Task goal: Quote the records that follow in full, leaving the pictures out.

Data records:
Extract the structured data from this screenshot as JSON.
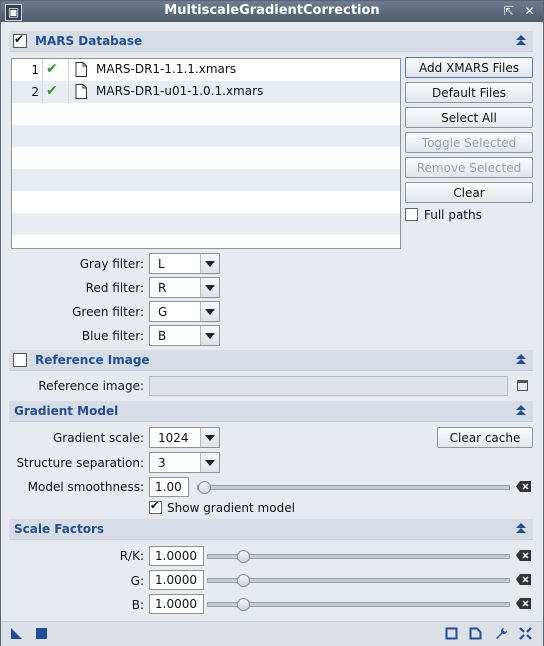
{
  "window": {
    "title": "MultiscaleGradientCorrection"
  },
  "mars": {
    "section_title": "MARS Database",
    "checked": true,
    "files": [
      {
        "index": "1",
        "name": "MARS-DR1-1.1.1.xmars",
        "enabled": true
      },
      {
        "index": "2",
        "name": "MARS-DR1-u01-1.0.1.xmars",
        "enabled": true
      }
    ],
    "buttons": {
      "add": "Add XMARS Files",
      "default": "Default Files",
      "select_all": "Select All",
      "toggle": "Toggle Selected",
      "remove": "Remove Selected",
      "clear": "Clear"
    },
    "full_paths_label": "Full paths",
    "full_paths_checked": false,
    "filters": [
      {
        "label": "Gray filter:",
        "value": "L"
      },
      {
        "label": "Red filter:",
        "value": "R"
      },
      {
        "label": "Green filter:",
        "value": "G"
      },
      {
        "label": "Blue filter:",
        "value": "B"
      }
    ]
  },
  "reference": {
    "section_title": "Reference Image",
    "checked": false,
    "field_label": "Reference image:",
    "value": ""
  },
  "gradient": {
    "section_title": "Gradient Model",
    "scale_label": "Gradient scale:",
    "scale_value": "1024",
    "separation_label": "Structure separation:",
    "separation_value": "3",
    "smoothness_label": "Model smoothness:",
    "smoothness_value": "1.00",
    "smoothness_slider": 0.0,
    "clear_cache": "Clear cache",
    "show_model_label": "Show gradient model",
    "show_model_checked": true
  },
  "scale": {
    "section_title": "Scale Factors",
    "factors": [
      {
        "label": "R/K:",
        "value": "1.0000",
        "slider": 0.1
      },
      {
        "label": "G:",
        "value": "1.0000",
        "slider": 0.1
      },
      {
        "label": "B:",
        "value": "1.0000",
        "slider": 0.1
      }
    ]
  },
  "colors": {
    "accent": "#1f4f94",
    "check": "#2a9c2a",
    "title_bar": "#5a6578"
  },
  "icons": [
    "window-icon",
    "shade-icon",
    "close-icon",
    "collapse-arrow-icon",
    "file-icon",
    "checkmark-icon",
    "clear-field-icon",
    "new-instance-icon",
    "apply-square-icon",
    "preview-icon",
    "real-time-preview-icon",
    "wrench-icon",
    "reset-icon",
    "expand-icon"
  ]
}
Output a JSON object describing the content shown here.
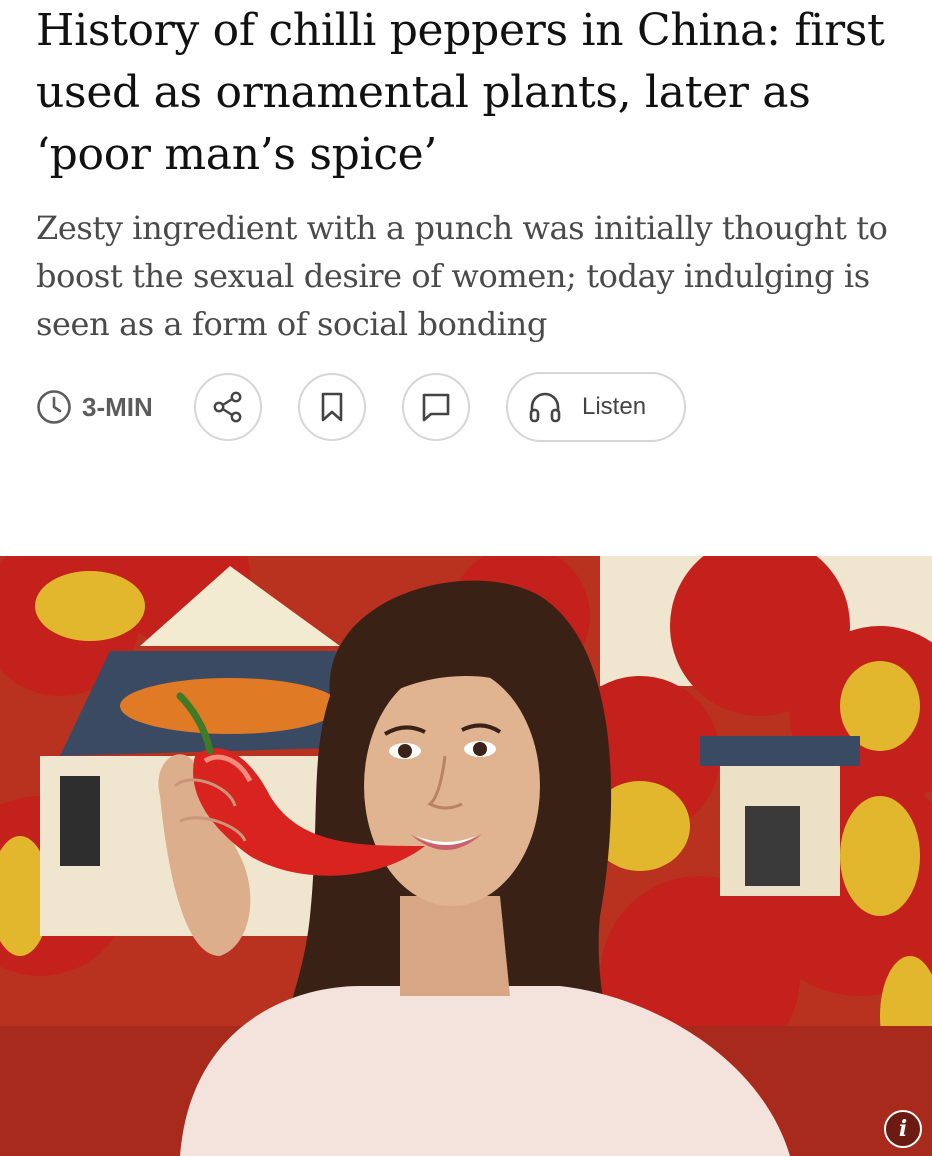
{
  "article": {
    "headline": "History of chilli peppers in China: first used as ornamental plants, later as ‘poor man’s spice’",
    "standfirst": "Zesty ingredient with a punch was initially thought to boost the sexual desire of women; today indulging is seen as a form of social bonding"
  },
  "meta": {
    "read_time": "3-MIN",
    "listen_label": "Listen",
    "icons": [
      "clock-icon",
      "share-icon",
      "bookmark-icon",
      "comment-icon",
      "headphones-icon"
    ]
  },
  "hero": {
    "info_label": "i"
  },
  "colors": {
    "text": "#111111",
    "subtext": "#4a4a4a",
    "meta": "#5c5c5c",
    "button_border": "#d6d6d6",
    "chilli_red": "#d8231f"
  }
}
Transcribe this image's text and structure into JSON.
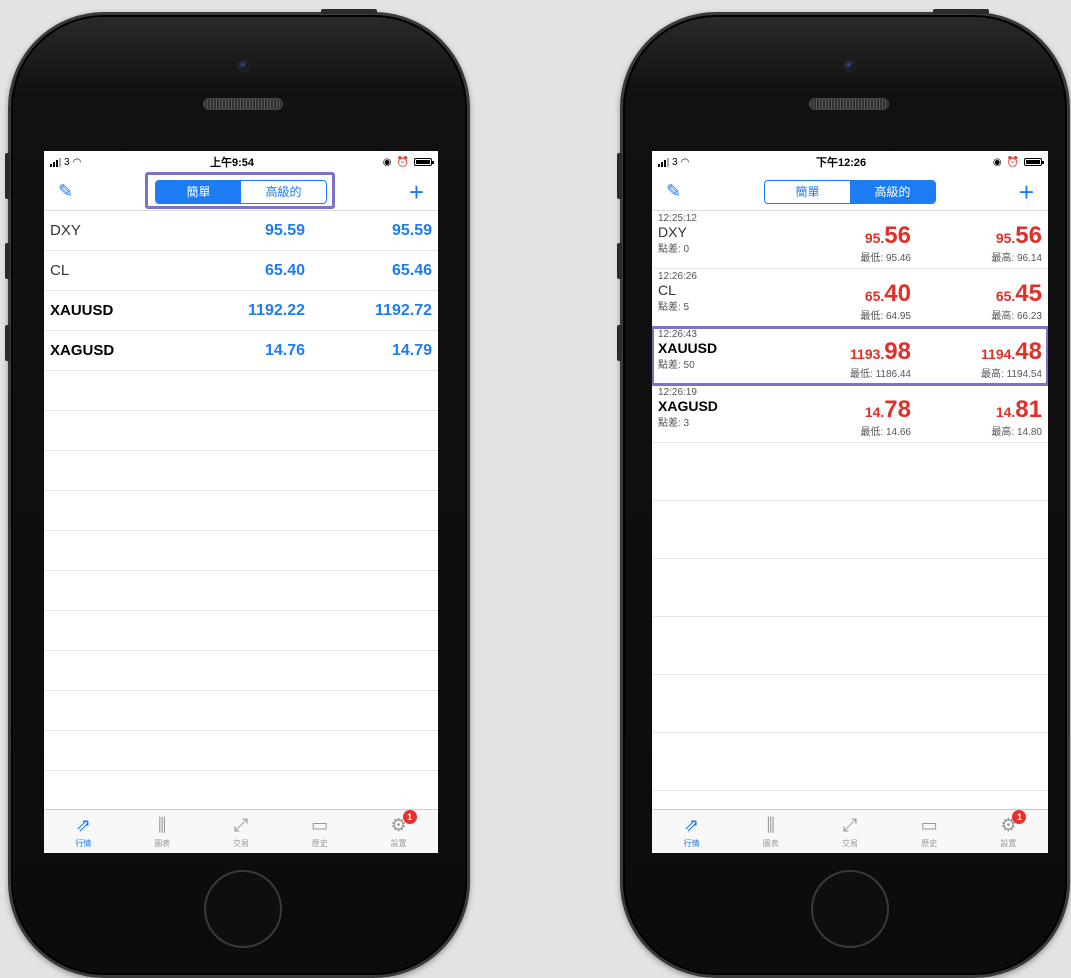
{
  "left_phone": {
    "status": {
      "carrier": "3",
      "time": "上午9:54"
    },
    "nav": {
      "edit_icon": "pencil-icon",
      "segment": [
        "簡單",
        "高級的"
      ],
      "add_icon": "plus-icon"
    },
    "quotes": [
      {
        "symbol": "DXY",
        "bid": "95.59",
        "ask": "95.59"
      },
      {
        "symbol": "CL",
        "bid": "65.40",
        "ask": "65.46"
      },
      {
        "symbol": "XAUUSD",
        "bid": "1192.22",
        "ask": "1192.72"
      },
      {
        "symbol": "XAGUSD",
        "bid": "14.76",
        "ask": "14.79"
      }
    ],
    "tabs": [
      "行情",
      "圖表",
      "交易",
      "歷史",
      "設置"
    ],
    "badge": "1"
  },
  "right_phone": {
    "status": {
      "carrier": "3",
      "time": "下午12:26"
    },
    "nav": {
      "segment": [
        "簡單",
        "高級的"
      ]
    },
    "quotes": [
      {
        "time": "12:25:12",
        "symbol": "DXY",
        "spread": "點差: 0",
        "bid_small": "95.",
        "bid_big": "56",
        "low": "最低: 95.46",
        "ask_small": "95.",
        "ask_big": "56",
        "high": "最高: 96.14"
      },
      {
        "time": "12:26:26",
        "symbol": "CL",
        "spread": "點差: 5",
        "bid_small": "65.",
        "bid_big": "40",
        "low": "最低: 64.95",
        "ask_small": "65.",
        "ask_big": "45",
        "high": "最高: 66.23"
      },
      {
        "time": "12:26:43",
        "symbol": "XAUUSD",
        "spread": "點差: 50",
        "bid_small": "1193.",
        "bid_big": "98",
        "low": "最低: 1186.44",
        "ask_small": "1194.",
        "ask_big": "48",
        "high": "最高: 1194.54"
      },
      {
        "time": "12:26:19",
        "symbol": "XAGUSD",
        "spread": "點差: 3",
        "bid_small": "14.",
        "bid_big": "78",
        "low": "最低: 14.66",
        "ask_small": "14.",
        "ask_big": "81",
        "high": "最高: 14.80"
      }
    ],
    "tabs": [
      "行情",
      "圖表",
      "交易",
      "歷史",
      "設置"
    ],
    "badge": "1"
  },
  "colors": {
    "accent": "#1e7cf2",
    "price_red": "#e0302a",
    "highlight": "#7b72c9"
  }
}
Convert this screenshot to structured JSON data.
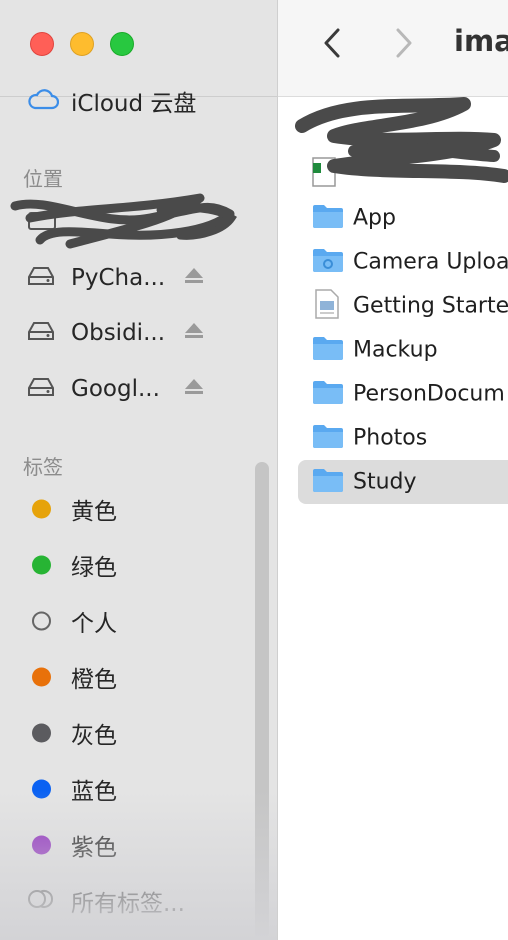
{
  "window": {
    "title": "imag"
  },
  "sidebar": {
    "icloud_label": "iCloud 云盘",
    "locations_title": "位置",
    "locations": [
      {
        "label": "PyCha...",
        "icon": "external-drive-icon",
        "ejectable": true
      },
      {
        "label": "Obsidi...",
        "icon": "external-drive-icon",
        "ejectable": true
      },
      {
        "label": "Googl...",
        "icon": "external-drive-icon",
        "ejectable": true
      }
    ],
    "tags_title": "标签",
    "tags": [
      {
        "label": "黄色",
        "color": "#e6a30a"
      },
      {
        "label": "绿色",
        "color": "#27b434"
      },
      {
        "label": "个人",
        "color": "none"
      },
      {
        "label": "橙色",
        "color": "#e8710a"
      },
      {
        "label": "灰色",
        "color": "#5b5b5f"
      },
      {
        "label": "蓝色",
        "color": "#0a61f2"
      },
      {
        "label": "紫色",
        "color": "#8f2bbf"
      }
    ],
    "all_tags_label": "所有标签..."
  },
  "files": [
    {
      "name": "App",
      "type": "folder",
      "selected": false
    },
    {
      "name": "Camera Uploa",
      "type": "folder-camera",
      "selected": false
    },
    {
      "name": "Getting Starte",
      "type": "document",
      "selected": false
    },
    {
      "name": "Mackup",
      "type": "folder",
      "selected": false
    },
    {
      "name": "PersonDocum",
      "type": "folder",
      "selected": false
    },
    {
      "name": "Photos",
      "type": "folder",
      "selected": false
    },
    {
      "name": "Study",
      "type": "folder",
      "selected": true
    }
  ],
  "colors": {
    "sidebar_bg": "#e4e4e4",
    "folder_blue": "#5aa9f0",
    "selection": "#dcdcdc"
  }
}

Complete output:
Extract the structured data from this screenshot as JSON.
{
  "window": {
    "title": "MultiscaleGradientCorrection"
  },
  "mars": {
    "section_title": "MARS Database",
    "checked": true,
    "files": [
      {
        "index": "1",
        "name": "MARS-DR1-1.1.1.xmars",
        "enabled": true
      },
      {
        "index": "2",
        "name": "MARS-DR1-u01-1.0.1.xmars",
        "enabled": true
      }
    ],
    "buttons": {
      "add": "Add XMARS Files",
      "default": "Default Files",
      "select_all": "Select All",
      "toggle": "Toggle Selected",
      "remove": "Remove Selected",
      "clear": "Clear"
    },
    "full_paths_label": "Full paths",
    "full_paths_checked": false,
    "filters": [
      {
        "label": "Gray filter:",
        "value": "L"
      },
      {
        "label": "Red filter:",
        "value": "R"
      },
      {
        "label": "Green filter:",
        "value": "G"
      },
      {
        "label": "Blue filter:",
        "value": "B"
      }
    ]
  },
  "reference": {
    "section_title": "Reference Image",
    "checked": false,
    "field_label": "Reference image:",
    "value": ""
  },
  "gradient": {
    "section_title": "Gradient Model",
    "scale_label": "Gradient scale:",
    "scale_value": "1024",
    "separation_label": "Structure separation:",
    "separation_value": "3",
    "smoothness_label": "Model smoothness:",
    "smoothness_value": "1.00",
    "smoothness_slider": 0.0,
    "clear_cache": "Clear cache",
    "show_model_label": "Show gradient model",
    "show_model_checked": true
  },
  "scale": {
    "section_title": "Scale Factors",
    "factors": [
      {
        "label": "R/K:",
        "value": "1.0000",
        "slider": 0.1
      },
      {
        "label": "G:",
        "value": "1.0000",
        "slider": 0.1
      },
      {
        "label": "B:",
        "value": "1.0000",
        "slider": 0.1
      }
    ]
  },
  "colors": {
    "accent": "#1f4f94",
    "check": "#2a9c2a",
    "title_bar": "#5a6578"
  },
  "icons": [
    "window-icon",
    "shade-icon",
    "close-icon",
    "collapse-arrow-icon",
    "file-icon",
    "checkmark-icon",
    "clear-field-icon",
    "new-instance-icon",
    "apply-square-icon",
    "preview-icon",
    "real-time-preview-icon",
    "wrench-icon",
    "reset-icon",
    "expand-icon"
  ]
}
Output a JSON object describing the content shown here.
{
  "article": {
    "headline": "History of chilli peppers in China: first used as ornamental plants, later as ‘poor man’s spice’",
    "standfirst": "Zesty ingredient with a punch was initially thought to boost the sexual desire of women; today indulging is seen as a form of social bonding"
  },
  "meta": {
    "read_time": "3-MIN",
    "listen_label": "Listen",
    "icons": [
      "clock-icon",
      "share-icon",
      "bookmark-icon",
      "comment-icon",
      "headphones-icon"
    ]
  },
  "hero": {
    "info_label": "i"
  },
  "colors": {
    "text": "#111111",
    "subtext": "#4a4a4a",
    "meta": "#5c5c5c",
    "button_border": "#d6d6d6",
    "chilli_red": "#d8231f"
  }
}
Transcribe this image's text and structure into JSON.
{
  "left_phone": {
    "status": {
      "carrier": "3",
      "time": "上午9:54"
    },
    "nav": {
      "edit_icon": "pencil-icon",
      "segment": [
        "簡單",
        "高級的"
      ],
      "add_icon": "plus-icon"
    },
    "quotes": [
      {
        "symbol": "DXY",
        "bid": "95.59",
        "ask": "95.59"
      },
      {
        "symbol": "CL",
        "bid": "65.40",
        "ask": "65.46"
      },
      {
        "symbol": "XAUUSD",
        "bid": "1192.22",
        "ask": "1192.72"
      },
      {
        "symbol": "XAGUSD",
        "bid": "14.76",
        "ask": "14.79"
      }
    ],
    "tabs": [
      "行情",
      "圖表",
      "交易",
      "歷史",
      "設置"
    ],
    "badge": "1"
  },
  "right_phone": {
    "status": {
      "carrier": "3",
      "time": "下午12:26"
    },
    "nav": {
      "segment": [
        "簡單",
        "高級的"
      ]
    },
    "quotes": [
      {
        "time": "12:25:12",
        "symbol": "DXY",
        "spread": "點差: 0",
        "bid_small": "95.",
        "bid_big": "56",
        "low": "最低: 95.46",
        "ask_small": "95.",
        "ask_big": "56",
        "high": "最高: 96.14"
      },
      {
        "time": "12:26:26",
        "symbol": "CL",
        "spread": "點差: 5",
        "bid_small": "65.",
        "bid_big": "40",
        "low": "最低: 64.95",
        "ask_small": "65.",
        "ask_big": "45",
        "high": "最高: 66.23"
      },
      {
        "time": "12:26:43",
        "symbol": "XAUUSD",
        "spread": "點差: 50",
        "bid_small": "1193.",
        "bid_big": "98",
        "low": "最低: 1186.44",
        "ask_small": "1194.",
        "ask_big": "48",
        "high": "最高: 1194.54"
      },
      {
        "time": "12:26:19",
        "symbol": "XAGUSD",
        "spread": "點差: 3",
        "bid_small": "14.",
        "bid_big": "78",
        "low": "最低: 14.66",
        "ask_small": "14.",
        "ask_big": "81",
        "high": "最高: 14.80"
      }
    ],
    "tabs": [
      "行情",
      "圖表",
      "交易",
      "歷史",
      "設置"
    ],
    "badge": "1"
  },
  "colors": {
    "accent": "#1e7cf2",
    "price_red": "#e0302a",
    "highlight": "#7b72c9"
  }
}
Convert this screenshot to structured JSON data.
{
  "window": {
    "title": "imag"
  },
  "sidebar": {
    "icloud_label": "iCloud 云盘",
    "locations_title": "位置",
    "locations": [
      {
        "label": "PyCha...",
        "icon": "external-drive-icon",
        "ejectable": true
      },
      {
        "label": "Obsidi...",
        "icon": "external-drive-icon",
        "ejectable": true
      },
      {
        "label": "Googl...",
        "icon": "external-drive-icon",
        "ejectable": true
      }
    ],
    "tags_title": "标签",
    "tags": [
      {
        "label": "黄色",
        "color": "#e6a30a"
      },
      {
        "label": "绿色",
        "color": "#27b434"
      },
      {
        "label": "个人",
        "color": "none"
      },
      {
        "label": "橙色",
        "color": "#e8710a"
      },
      {
        "label": "灰色",
        "color": "#5b5b5f"
      },
      {
        "label": "蓝色",
        "color": "#0a61f2"
      },
      {
        "label": "紫色",
        "color": "#8f2bbf"
      }
    ],
    "all_tags_label": "所有标签..."
  },
  "files": [
    {
      "name": "App",
      "type": "folder",
      "selected": false
    },
    {
      "name": "Camera Uploa",
      "type": "folder-camera",
      "selected": false
    },
    {
      "name": "Getting Starte",
      "type": "document",
      "selected": false
    },
    {
      "name": "Mackup",
      "type": "folder",
      "selected": false
    },
    {
      "name": "PersonDocum",
      "type": "folder",
      "selected": false
    },
    {
      "name": "Photos",
      "type": "folder",
      "selected": false
    },
    {
      "name": "Study",
      "type": "folder",
      "selected": true
    }
  ],
  "colors": {
    "sidebar_bg": "#e4e4e4",
    "folder_blue": "#5aa9f0",
    "selection": "#dcdcdc"
  }
}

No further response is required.